STATED GOAL
Nothing in the data should change when you return it, but leave the pictures out.
----- ENTRIES SUPPLIED
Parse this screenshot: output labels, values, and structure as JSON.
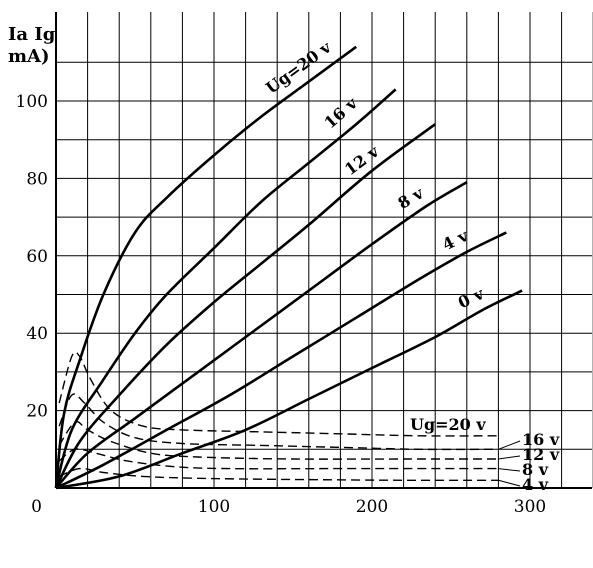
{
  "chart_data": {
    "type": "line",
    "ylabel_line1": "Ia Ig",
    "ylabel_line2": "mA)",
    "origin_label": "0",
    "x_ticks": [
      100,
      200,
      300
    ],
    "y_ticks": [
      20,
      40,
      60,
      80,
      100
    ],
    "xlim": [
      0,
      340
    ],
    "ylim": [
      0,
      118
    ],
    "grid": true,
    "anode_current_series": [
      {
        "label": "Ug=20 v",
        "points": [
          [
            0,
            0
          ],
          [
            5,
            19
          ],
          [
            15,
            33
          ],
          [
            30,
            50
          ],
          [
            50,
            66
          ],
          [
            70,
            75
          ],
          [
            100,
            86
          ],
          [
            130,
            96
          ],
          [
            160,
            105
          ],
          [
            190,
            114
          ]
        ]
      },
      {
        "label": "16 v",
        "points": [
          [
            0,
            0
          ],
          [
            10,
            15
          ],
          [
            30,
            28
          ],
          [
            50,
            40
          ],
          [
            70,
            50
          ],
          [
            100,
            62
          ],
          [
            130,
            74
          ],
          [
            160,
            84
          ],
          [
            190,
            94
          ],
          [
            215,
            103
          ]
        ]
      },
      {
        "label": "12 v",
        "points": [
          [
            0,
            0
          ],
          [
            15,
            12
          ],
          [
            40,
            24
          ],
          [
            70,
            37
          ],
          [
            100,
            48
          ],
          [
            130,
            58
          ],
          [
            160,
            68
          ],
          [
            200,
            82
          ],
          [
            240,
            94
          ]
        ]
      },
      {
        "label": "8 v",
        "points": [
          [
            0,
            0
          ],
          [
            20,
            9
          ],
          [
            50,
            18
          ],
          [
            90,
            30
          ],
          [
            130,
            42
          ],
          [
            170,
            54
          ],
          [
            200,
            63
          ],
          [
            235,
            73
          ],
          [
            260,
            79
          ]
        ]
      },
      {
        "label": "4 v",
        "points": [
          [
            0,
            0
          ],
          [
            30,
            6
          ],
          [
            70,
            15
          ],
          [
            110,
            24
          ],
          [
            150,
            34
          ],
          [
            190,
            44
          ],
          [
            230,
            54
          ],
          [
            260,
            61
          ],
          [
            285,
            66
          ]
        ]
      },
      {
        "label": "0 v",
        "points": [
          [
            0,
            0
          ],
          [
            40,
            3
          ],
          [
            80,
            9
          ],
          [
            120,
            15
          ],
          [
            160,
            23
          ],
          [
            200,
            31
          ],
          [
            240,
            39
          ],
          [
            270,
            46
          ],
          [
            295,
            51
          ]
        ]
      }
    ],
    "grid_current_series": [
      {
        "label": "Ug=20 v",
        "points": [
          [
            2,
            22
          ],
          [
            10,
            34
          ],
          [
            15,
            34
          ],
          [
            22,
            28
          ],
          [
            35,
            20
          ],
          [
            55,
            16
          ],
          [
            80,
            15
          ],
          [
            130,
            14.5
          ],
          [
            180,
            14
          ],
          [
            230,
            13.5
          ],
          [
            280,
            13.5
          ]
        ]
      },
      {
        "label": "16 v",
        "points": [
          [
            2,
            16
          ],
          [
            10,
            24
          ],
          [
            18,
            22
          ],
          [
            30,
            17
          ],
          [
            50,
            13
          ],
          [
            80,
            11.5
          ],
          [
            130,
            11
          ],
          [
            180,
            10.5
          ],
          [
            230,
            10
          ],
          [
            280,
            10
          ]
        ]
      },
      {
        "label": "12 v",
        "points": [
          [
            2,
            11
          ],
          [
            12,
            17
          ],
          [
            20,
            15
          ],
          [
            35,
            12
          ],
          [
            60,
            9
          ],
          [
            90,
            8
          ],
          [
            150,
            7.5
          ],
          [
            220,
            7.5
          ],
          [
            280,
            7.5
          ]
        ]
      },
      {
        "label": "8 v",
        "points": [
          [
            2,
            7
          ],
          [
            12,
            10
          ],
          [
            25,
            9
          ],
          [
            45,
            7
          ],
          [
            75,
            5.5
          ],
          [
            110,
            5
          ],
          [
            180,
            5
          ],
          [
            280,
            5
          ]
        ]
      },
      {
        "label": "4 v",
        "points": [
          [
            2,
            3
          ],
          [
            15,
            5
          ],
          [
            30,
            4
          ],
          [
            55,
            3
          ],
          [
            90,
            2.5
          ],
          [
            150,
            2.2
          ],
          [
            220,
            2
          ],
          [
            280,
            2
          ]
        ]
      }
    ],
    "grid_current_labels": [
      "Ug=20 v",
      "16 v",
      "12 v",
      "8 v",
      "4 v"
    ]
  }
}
----------
REPLY TO THE TASK
Parse this screenshot: output labels, values, and structure as JSON.
{
  "chart_data": {
    "type": "line",
    "ylabel_line1": "Ia Ig",
    "ylabel_line2": "mA)",
    "origin_label": "0",
    "x_ticks": [
      100,
      200,
      300
    ],
    "y_ticks": [
      20,
      40,
      60,
      80,
      100
    ],
    "xlim": [
      0,
      340
    ],
    "ylim": [
      0,
      118
    ],
    "grid": true,
    "anode_current_series": [
      {
        "label": "Ug=20 v",
        "points": [
          [
            0,
            0
          ],
          [
            5,
            19
          ],
          [
            15,
            33
          ],
          [
            30,
            50
          ],
          [
            50,
            66
          ],
          [
            70,
            75
          ],
          [
            100,
            86
          ],
          [
            130,
            96
          ],
          [
            160,
            105
          ],
          [
            190,
            114
          ]
        ]
      },
      {
        "label": "16 v",
        "points": [
          [
            0,
            0
          ],
          [
            10,
            15
          ],
          [
            30,
            28
          ],
          [
            50,
            40
          ],
          [
            70,
            50
          ],
          [
            100,
            62
          ],
          [
            130,
            74
          ],
          [
            160,
            84
          ],
          [
            190,
            94
          ],
          [
            215,
            103
          ]
        ]
      },
      {
        "label": "12 v",
        "points": [
          [
            0,
            0
          ],
          [
            15,
            12
          ],
          [
            40,
            24
          ],
          [
            70,
            37
          ],
          [
            100,
            48
          ],
          [
            130,
            58
          ],
          [
            160,
            68
          ],
          [
            200,
            82
          ],
          [
            240,
            94
          ]
        ]
      },
      {
        "label": "8 v",
        "points": [
          [
            0,
            0
          ],
          [
            20,
            9
          ],
          [
            50,
            18
          ],
          [
            90,
            30
          ],
          [
            130,
            42
          ],
          [
            170,
            54
          ],
          [
            200,
            63
          ],
          [
            235,
            73
          ],
          [
            260,
            79
          ]
        ]
      },
      {
        "label": "4 v",
        "points": [
          [
            0,
            0
          ],
          [
            30,
            6
          ],
          [
            70,
            15
          ],
          [
            110,
            24
          ],
          [
            150,
            34
          ],
          [
            190,
            44
          ],
          [
            230,
            54
          ],
          [
            260,
            61
          ],
          [
            285,
            66
          ]
        ]
      },
      {
        "label": "0 v",
        "points": [
          [
            0,
            0
          ],
          [
            40,
            3
          ],
          [
            80,
            9
          ],
          [
            120,
            15
          ],
          [
            160,
            23
          ],
          [
            200,
            31
          ],
          [
            240,
            39
          ],
          [
            270,
            46
          ],
          [
            295,
            51
          ]
        ]
      }
    ],
    "grid_current_series": [
      {
        "label": "Ug=20 v",
        "points": [
          [
            2,
            22
          ],
          [
            10,
            34
          ],
          [
            15,
            34
          ],
          [
            22,
            28
          ],
          [
            35,
            20
          ],
          [
            55,
            16
          ],
          [
            80,
            15
          ],
          [
            130,
            14.5
          ],
          [
            180,
            14
          ],
          [
            230,
            13.5
          ],
          [
            280,
            13.5
          ]
        ]
      },
      {
        "label": "16 v",
        "points": [
          [
            2,
            16
          ],
          [
            10,
            24
          ],
          [
            18,
            22
          ],
          [
            30,
            17
          ],
          [
            50,
            13
          ],
          [
            80,
            11.5
          ],
          [
            130,
            11
          ],
          [
            180,
            10.5
          ],
          [
            230,
            10
          ],
          [
            280,
            10
          ]
        ]
      },
      {
        "label": "12 v",
        "points": [
          [
            2,
            11
          ],
          [
            12,
            17
          ],
          [
            20,
            15
          ],
          [
            35,
            12
          ],
          [
            60,
            9
          ],
          [
            90,
            8
          ],
          [
            150,
            7.5
          ],
          [
            220,
            7.5
          ],
          [
            280,
            7.5
          ]
        ]
      },
      {
        "label": "8 v",
        "points": [
          [
            2,
            7
          ],
          [
            12,
            10
          ],
          [
            25,
            9
          ],
          [
            45,
            7
          ],
          [
            75,
            5.5
          ],
          [
            110,
            5
          ],
          [
            180,
            5
          ],
          [
            280,
            5
          ]
        ]
      },
      {
        "label": "4 v",
        "points": [
          [
            2,
            3
          ],
          [
            15,
            5
          ],
          [
            30,
            4
          ],
          [
            55,
            3
          ],
          [
            90,
            2.5
          ],
          [
            150,
            2.2
          ],
          [
            220,
            2
          ],
          [
            280,
            2
          ]
        ]
      }
    ],
    "grid_current_labels": [
      "Ug=20 v",
      "16 v",
      "12 v",
      "8 v",
      "4 v"
    ]
  }
}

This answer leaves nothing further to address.